Gather each line in the entries that includes the string "Elastic".

===== RAW RECORDS

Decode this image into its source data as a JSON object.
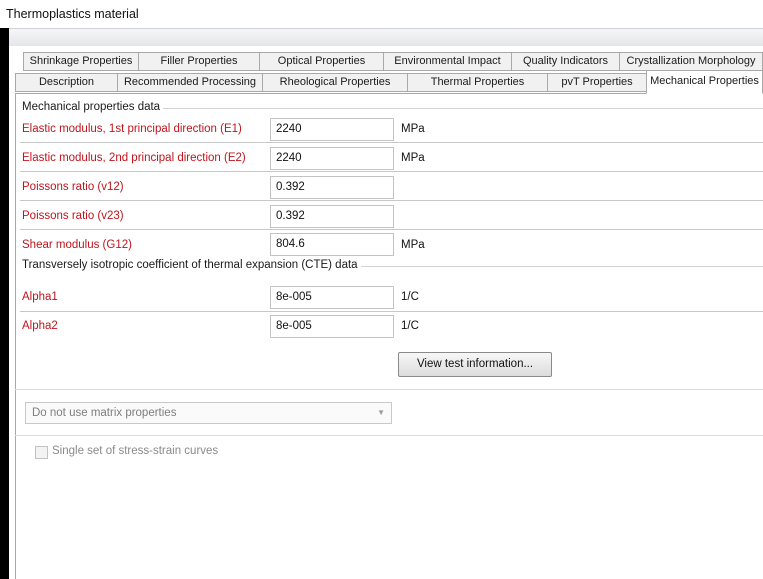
{
  "window": {
    "title": "Thermoplastics material"
  },
  "tabs": {
    "row1": [
      "Shrinkage Properties",
      "Filler Properties",
      "Optical Properties",
      "Environmental Impact",
      "Quality Indicators",
      "Crystallization Morphology"
    ],
    "row2": [
      "Description",
      "Recommended Processing",
      "Rheological Properties",
      "Thermal Properties",
      "pvT Properties",
      "Mechanical Properties"
    ],
    "active": "Mechanical Properties"
  },
  "mechanical": {
    "title": "Mechanical properties data",
    "rows": [
      {
        "label": "Elastic modulus, 1st principal direction (E1)",
        "value": "2240",
        "unit": "MPa"
      },
      {
        "label": "Elastic modulus, 2nd principal direction (E2)",
        "value": "2240",
        "unit": "MPa"
      },
      {
        "label": "Poissons ratio (v12)",
        "value": "0.392",
        "unit": ""
      },
      {
        "label": "Poissons ratio (v23)",
        "value": "0.392",
        "unit": ""
      },
      {
        "label": "Shear modulus (G12)",
        "value": "804.6",
        "unit": "MPa"
      }
    ]
  },
  "cte": {
    "title": "Transversely isotropic coefficient of thermal expansion (CTE) data",
    "rows": [
      {
        "label": "Alpha1",
        "value": "8e-005",
        "unit": "1/C"
      },
      {
        "label": "Alpha2",
        "value": "8e-005",
        "unit": "1/C"
      }
    ]
  },
  "buttons": {
    "view_test_information": "View test information..."
  },
  "matrix": {
    "selected": "Do not use matrix properties"
  },
  "stress_strain": {
    "label": "Single set of stress-strain curves",
    "checked": false
  },
  "colors": {
    "label_red": "#c0141c",
    "window_frame": "#000000"
  }
}
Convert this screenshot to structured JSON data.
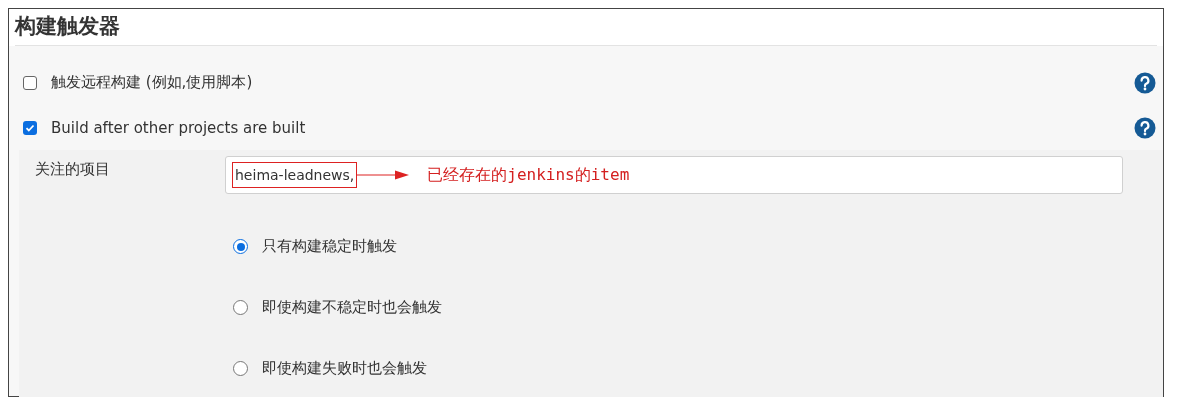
{
  "section": {
    "title": "构建触发器"
  },
  "triggers": [
    {
      "label": "触发远程构建 (例如,使用脚本)",
      "checked": false
    },
    {
      "label": "Build after other projects are built",
      "checked": true
    }
  ],
  "watch": {
    "label": "关注的项目",
    "value": "heima-leadnews,",
    "annotation": "已经存在的jenkins的item"
  },
  "conditions": [
    {
      "label": "只有构建稳定时触发",
      "selected": true
    },
    {
      "label": "即使构建不稳定时也会触发",
      "selected": false
    },
    {
      "label": "即使构建失败时也会触发",
      "selected": false
    }
  ]
}
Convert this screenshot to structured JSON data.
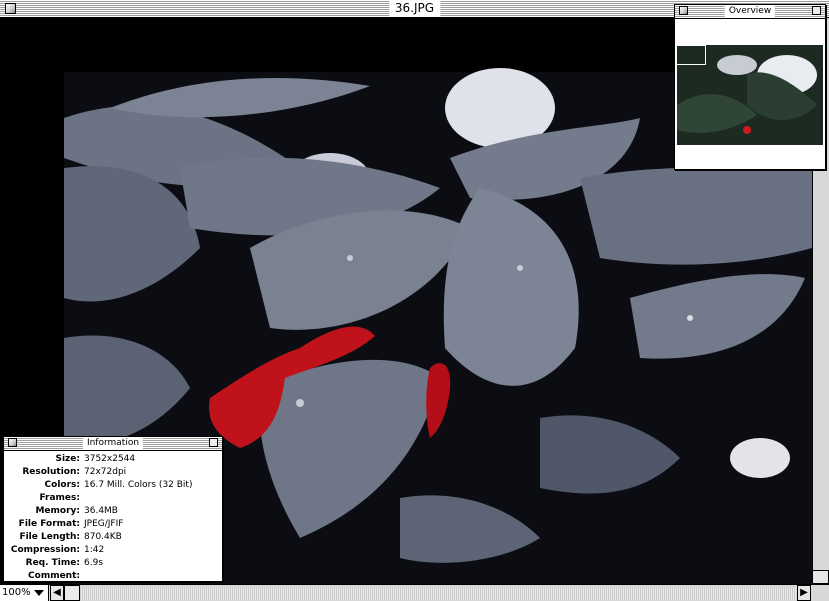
{
  "window": {
    "title": "36.JPG"
  },
  "overview": {
    "title": "Overview"
  },
  "information": {
    "title": "Information",
    "rows": [
      {
        "label": "Size",
        "value": "3752x2544"
      },
      {
        "label": "Resolution",
        "value": "72x72dpi"
      },
      {
        "label": "Colors",
        "value": "16.7 Mill. Colors (32 Bit)"
      },
      {
        "label": "Frames",
        "value": ""
      },
      {
        "label": "Memory",
        "value": "36.4MB"
      },
      {
        "label": "File Format",
        "value": "JPEG/JFIF"
      },
      {
        "label": "File Length",
        "value": "870.4KB"
      },
      {
        "label": "Compression",
        "value": "1:42"
      },
      {
        "label": "Req. Time",
        "value": "6.9s"
      },
      {
        "label": "Comment",
        "value": ""
      }
    ]
  },
  "statusbar": {
    "zoom": "100%"
  },
  "colors": {
    "leaf": "#4b5563",
    "berry": "#c0121a",
    "background": "#000000"
  }
}
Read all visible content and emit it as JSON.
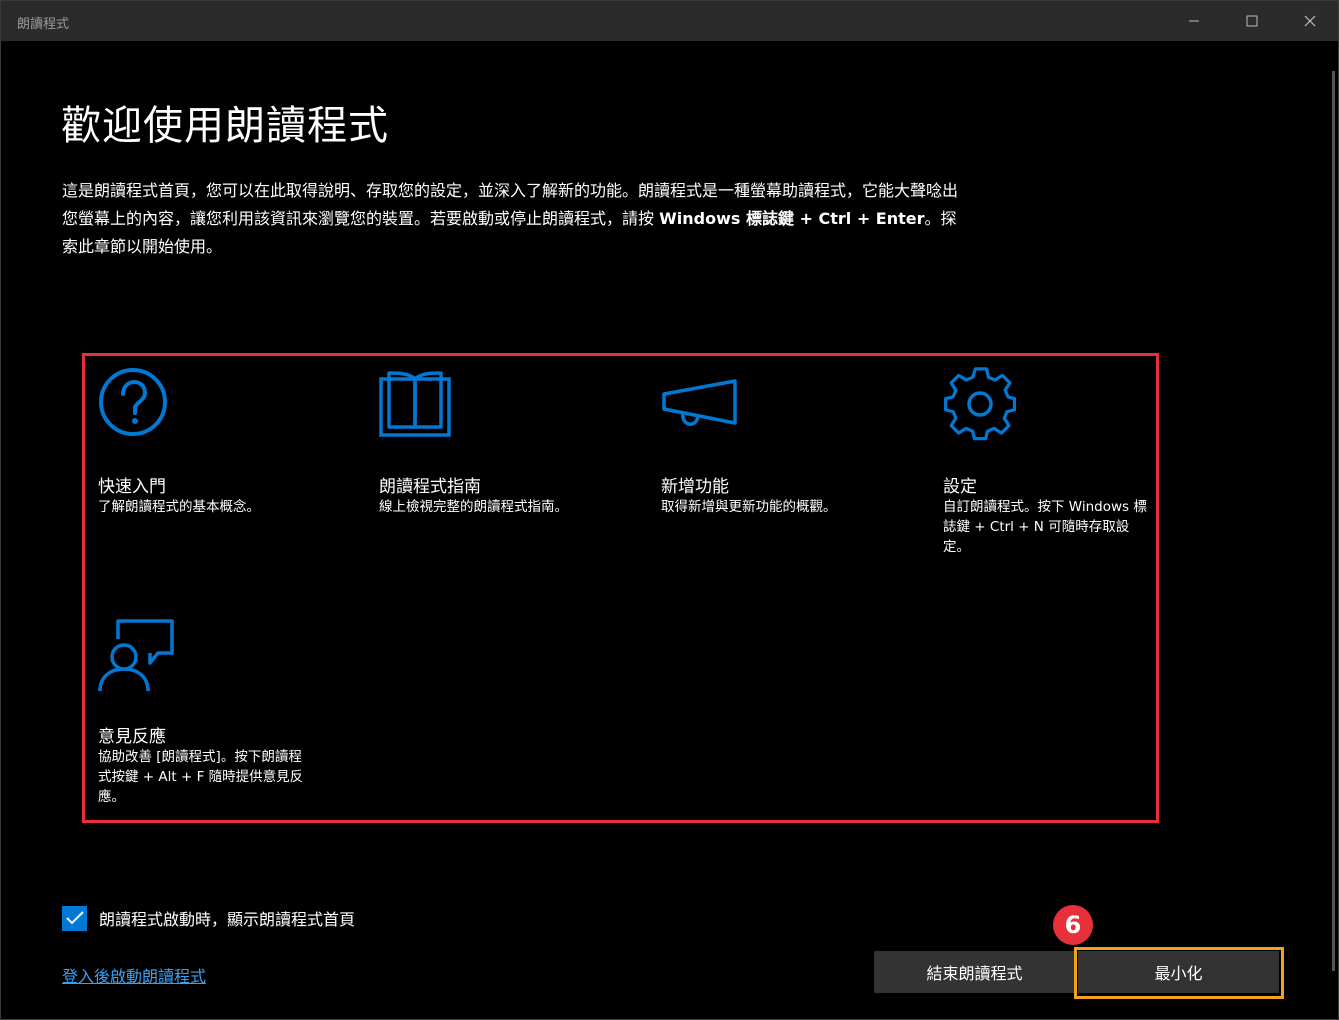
{
  "window": {
    "title": "朗讀程式"
  },
  "main": {
    "heading": "歡迎使用朗讀程式",
    "intro_part1": "這是朗讀程式首頁，您可以在此取得說明、存取您的設定，並深入了解新的功能。朗讀程式是一種螢幕助讀程式，它能大聲唸出您螢幕上的內容，讓您利用該資訊來瀏覽您的裝置。若要啟動或停止朗讀程式，請按 ",
    "intro_keys": "Windows 標誌鍵 + Ctrl + Enter",
    "intro_part2": "。探索此章節以開始使用。"
  },
  "cards": [
    {
      "icon": "question-circle-icon",
      "title": "快速入門",
      "description": "了解朗讀程式的基本概念。"
    },
    {
      "icon": "open-book-icon",
      "title": "朗讀程式指南",
      "description": "線上檢視完整的朗讀程式指南。"
    },
    {
      "icon": "megaphone-icon",
      "title": "新增功能",
      "description": "取得新增與更新功能的概觀。"
    },
    {
      "icon": "gear-icon",
      "title": "設定",
      "description": "自訂朗讀程式。按下 Windows 標誌鍵 + Ctrl + N 可隨時存取設定。"
    },
    {
      "icon": "feedback-person-icon",
      "title": "意見反應",
      "description": "協助改善 [朗讀程式]。按下朗讀程式按鍵 + Alt + F 隨時提供意見反應。"
    }
  ],
  "footer": {
    "show_home_checkbox_label": "朗讀程式啟動時，顯示朗讀程式首頁",
    "show_home_checked": true,
    "signin_link": "登入後啟動朗讀程式",
    "exit_button": "結束朗讀程式",
    "minimize_button": "最小化"
  },
  "annotations": {
    "step_badge": "6",
    "highlight_color": "#e8303b",
    "button_highlight_color": "#f0a31b"
  },
  "colors": {
    "accent": "#0078d4",
    "link": "#3aa0f3",
    "background": "#000000",
    "titlebar": "#2b2b2b"
  }
}
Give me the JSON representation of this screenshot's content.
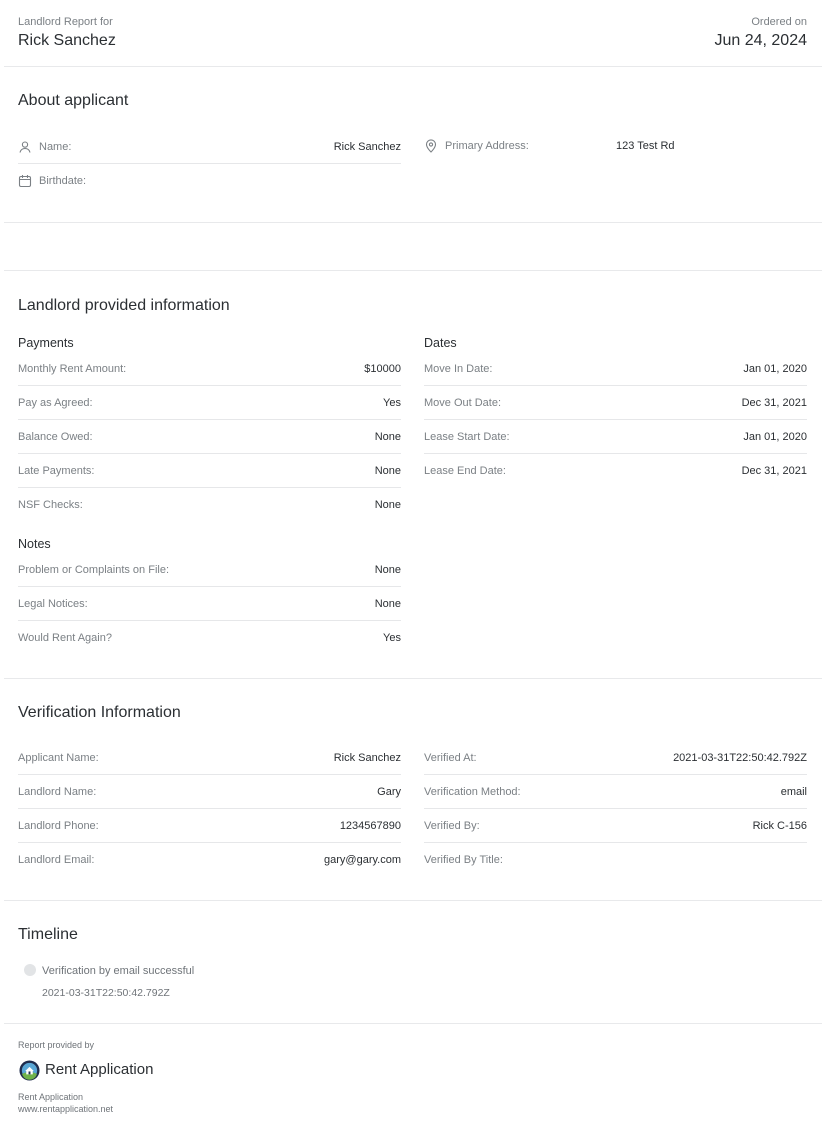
{
  "header": {
    "report_label": "Landlord Report for",
    "applicant_name": "Rick Sanchez",
    "ordered_label": "Ordered on",
    "ordered_date": "Jun 24, 2024"
  },
  "about": {
    "title": "About applicant",
    "name_label": "Name:",
    "name_value": "Rick Sanchez",
    "birthdate_label": "Birthdate:",
    "birthdate_value": "",
    "address_label": "Primary Address:",
    "address_value": "123 Test Rd"
  },
  "landlord": {
    "title": "Landlord provided information",
    "payments_title": "Payments",
    "payments": [
      {
        "label": "Monthly Rent Amount:",
        "value": "$10000"
      },
      {
        "label": "Pay as Agreed:",
        "value": "Yes"
      },
      {
        "label": "Balance Owed:",
        "value": "None"
      },
      {
        "label": "Late Payments:",
        "value": "None"
      },
      {
        "label": "NSF Checks:",
        "value": "None"
      }
    ],
    "dates_title": "Dates",
    "dates": [
      {
        "label": "Move In Date:",
        "value": "Jan 01, 2020"
      },
      {
        "label": "Move Out Date:",
        "value": "Dec 31, 2021"
      },
      {
        "label": "Lease Start Date:",
        "value": "Jan 01, 2020"
      },
      {
        "label": "Lease End Date:",
        "value": "Dec 31, 2021"
      }
    ],
    "notes_title": "Notes",
    "notes": [
      {
        "label": "Problem or Complaints on File:",
        "value": "None"
      },
      {
        "label": "Legal Notices:",
        "value": "None"
      },
      {
        "label": "Would Rent Again?",
        "value": "Yes"
      }
    ]
  },
  "verification": {
    "title": "Verification Information",
    "left": [
      {
        "label": "Applicant Name:",
        "value": "Rick Sanchez"
      },
      {
        "label": "Landlord Name:",
        "value": "Gary"
      },
      {
        "label": "Landlord Phone:",
        "value": "1234567890"
      },
      {
        "label": "Landlord Email:",
        "value": "gary@gary.com"
      }
    ],
    "right": [
      {
        "label": "Verified At:",
        "value": "2021-03-31T22:50:42.792Z"
      },
      {
        "label": "Verification Method:",
        "value": "email"
      },
      {
        "label": "Verified By:",
        "value": "Rick C-156"
      },
      {
        "label": "Verified By Title:",
        "value": ""
      }
    ]
  },
  "timeline": {
    "title": "Timeline",
    "events": [
      {
        "text": "Verification by email successful",
        "time": "2021-03-31T22:50:42.792Z"
      }
    ]
  },
  "footer": {
    "provided_by": "Report provided by",
    "brand": "Rent Application",
    "company": "Rent Application",
    "website": "www.rentapplication.net"
  },
  "icons": {
    "name": "person-icon",
    "birthdate": "calendar-icon",
    "address": "location-pin-icon",
    "logo": "house-logo-icon"
  },
  "colors": {
    "logo_ring": "#1f2c4d",
    "logo_sky": "#5aa7d6",
    "logo_ground": "#6fb24a"
  }
}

==========

* WRITTEN RESPONSE:
        "label": "Elastic modulus, 1st principal direction (E1)",
        "label": "Elastic modulus, 2nd principal direction (E2)",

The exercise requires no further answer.